■ TASK STATEMENT
In the data that follows, count the lines in which the word "title" occurs, and report that figure alone.

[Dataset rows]
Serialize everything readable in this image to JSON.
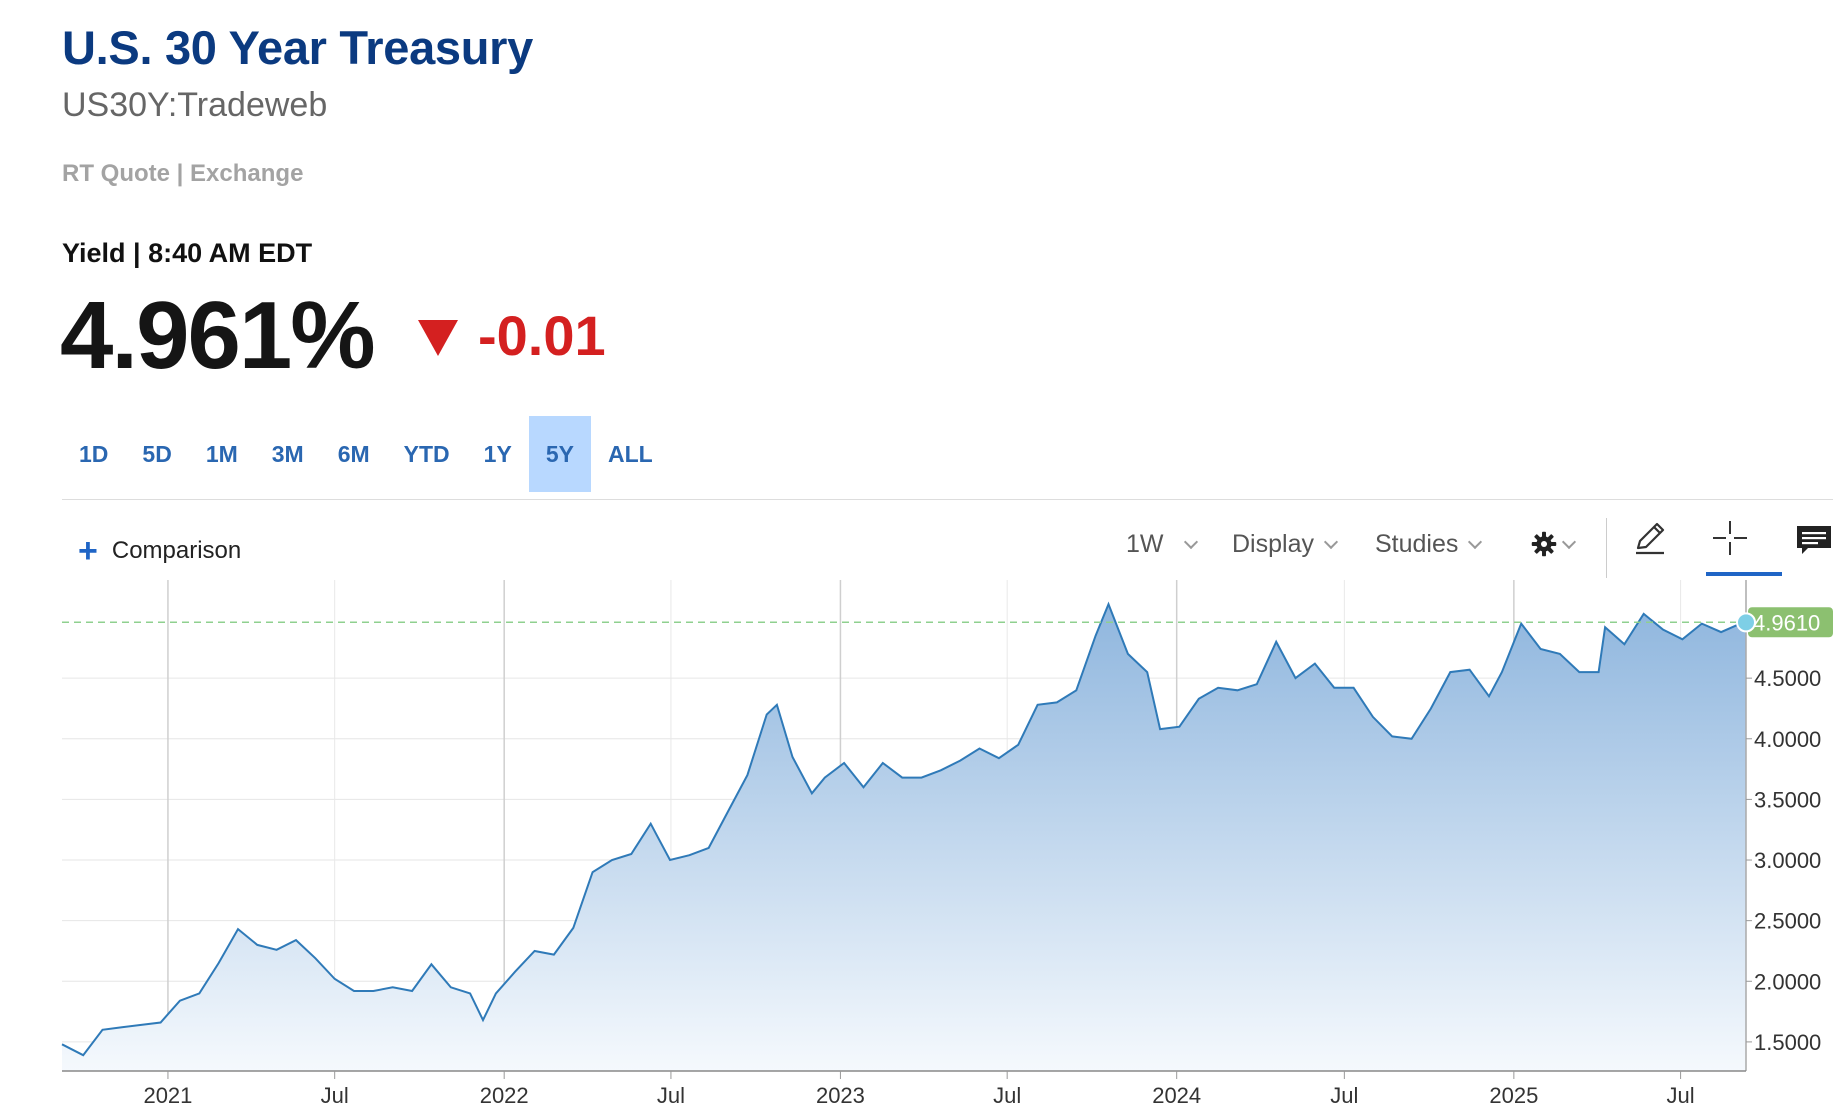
{
  "header": {
    "title": "U.S. 30 Year Treasury",
    "symbol": "US30Y:Tradeweb",
    "source": "RT Quote | Exchange",
    "yield_label": "Yield | 8:40 AM EDT",
    "price": "4.961%",
    "change": "-0.01",
    "colors": {
      "title": "#0b3a80",
      "negative": "#d42020",
      "accent": "#1f65c6"
    }
  },
  "ranges": [
    {
      "label": "1D",
      "active": false
    },
    {
      "label": "5D",
      "active": false
    },
    {
      "label": "1M",
      "active": false
    },
    {
      "label": "3M",
      "active": false
    },
    {
      "label": "6M",
      "active": false
    },
    {
      "label": "YTD",
      "active": false
    },
    {
      "label": "1Y",
      "active": false
    },
    {
      "label": "5Y",
      "active": true
    },
    {
      "label": "ALL",
      "active": false
    }
  ],
  "toolbar": {
    "comparison_label": "Comparison",
    "interval_label": "1W",
    "display_label": "Display",
    "studies_label": "Studies",
    "icons": [
      "gear-icon",
      "pencil-icon",
      "crosshair-icon",
      "comment-icon"
    ]
  },
  "chart_data": {
    "type": "area",
    "title": "",
    "xlabel": "",
    "ylabel": "",
    "x_ticks": [
      "2021",
      "Jul",
      "2022",
      "Jul",
      "2023",
      "Jul",
      "2024",
      "Jul",
      "2025",
      "Jul"
    ],
    "x_tick_dates": [
      "2021-01-01",
      "2021-07-01",
      "2022-01-01",
      "2022-07-01",
      "2023-01-01",
      "2023-07-01",
      "2024-01-01",
      "2024-07-01",
      "2025-01-01",
      "2025-07-01"
    ],
    "y_ticks": [
      "1.5000",
      "2.0000",
      "2.5000",
      "3.0000",
      "3.5000",
      "4.0000",
      "4.5000"
    ],
    "ylim": [
      1.26,
      5.26
    ],
    "xlim": [
      "2020-09-08",
      "2025-09-10"
    ],
    "last_value_label": "4.9610",
    "reference_line": 4.961,
    "grid": true,
    "colors": {
      "line": "#2f7ab8",
      "fill_top": "#8fb6de",
      "fill_bottom": "#f5f9fd",
      "reference": "#8fd08f",
      "last_badge": "#8cc070",
      "marker": "#7ecfe6"
    },
    "series": [
      {
        "x": [
          "2020-09-08",
          "2020-10-01",
          "2020-10-22",
          "2020-11-12",
          "2020-12-03",
          "2020-12-24",
          "2021-01-14",
          "2021-02-04",
          "2021-02-25",
          "2021-03-18",
          "2021-04-08",
          "2021-04-29",
          "2021-05-20",
          "2021-06-10",
          "2021-07-01",
          "2021-07-22",
          "2021-08-12",
          "2021-09-02",
          "2021-09-23",
          "2021-10-14",
          "2021-11-04",
          "2021-11-25",
          "2021-12-09",
          "2021-12-23",
          "2022-01-13",
          "2022-02-03",
          "2022-02-24",
          "2022-03-17",
          "2022-04-07",
          "2022-04-28",
          "2022-05-19",
          "2022-06-09",
          "2022-06-16",
          "2022-06-30",
          "2022-07-21",
          "2022-08-11",
          "2022-09-01",
          "2022-09-22",
          "2022-10-13",
          "2022-10-24",
          "2022-11-10",
          "2022-12-01",
          "2022-12-15",
          "2023-01-05",
          "2023-01-26",
          "2023-02-16",
          "2023-03-09",
          "2023-03-30",
          "2023-04-20",
          "2023-05-11",
          "2023-06-01",
          "2023-06-22",
          "2023-07-13",
          "2023-08-03",
          "2023-08-24",
          "2023-09-14",
          "2023-10-05",
          "2023-10-19",
          "2023-11-09",
          "2023-11-30",
          "2023-12-14",
          "2024-01-04",
          "2024-01-25",
          "2024-02-15",
          "2024-03-07",
          "2024-03-28",
          "2024-04-18",
          "2024-05-09",
          "2024-05-30",
          "2024-06-20",
          "2024-07-11",
          "2024-08-01",
          "2024-08-22",
          "2024-09-12",
          "2024-10-03",
          "2024-10-24",
          "2024-11-14",
          "2024-12-05",
          "2024-12-19",
          "2025-01-09",
          "2025-01-30",
          "2025-02-20",
          "2025-03-13",
          "2025-04-03",
          "2025-04-10",
          "2025-05-01",
          "2025-05-22",
          "2025-06-12",
          "2025-07-03",
          "2025-07-24",
          "2025-08-14",
          "2025-09-04",
          "2025-09-10"
        ],
        "values": [
          1.48,
          1.39,
          1.6,
          1.62,
          1.64,
          1.66,
          1.84,
          1.9,
          2.15,
          2.43,
          2.3,
          2.26,
          2.34,
          2.19,
          2.02,
          1.92,
          1.92,
          1.95,
          1.92,
          2.14,
          1.95,
          1.9,
          1.68,
          1.9,
          2.08,
          2.25,
          2.22,
          2.44,
          2.9,
          3.0,
          3.05,
          3.3,
          3.2,
          3.0,
          3.04,
          3.1,
          3.4,
          3.7,
          4.2,
          4.28,
          3.85,
          3.55,
          3.68,
          3.8,
          3.6,
          3.8,
          3.68,
          3.68,
          3.74,
          3.82,
          3.92,
          3.84,
          3.95,
          4.28,
          4.3,
          4.4,
          4.85,
          5.11,
          4.7,
          4.55,
          4.08,
          4.1,
          4.33,
          4.42,
          4.4,
          4.45,
          4.8,
          4.5,
          4.62,
          4.42,
          4.42,
          4.18,
          4.02,
          4.0,
          4.25,
          4.55,
          4.57,
          4.35,
          4.55,
          4.95,
          4.74,
          4.7,
          4.55,
          4.55,
          4.92,
          4.78,
          5.03,
          4.9,
          4.82,
          4.95,
          4.88,
          4.95,
          4.96
        ]
      }
    ]
  }
}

■ WRITTEN SOLUTION
3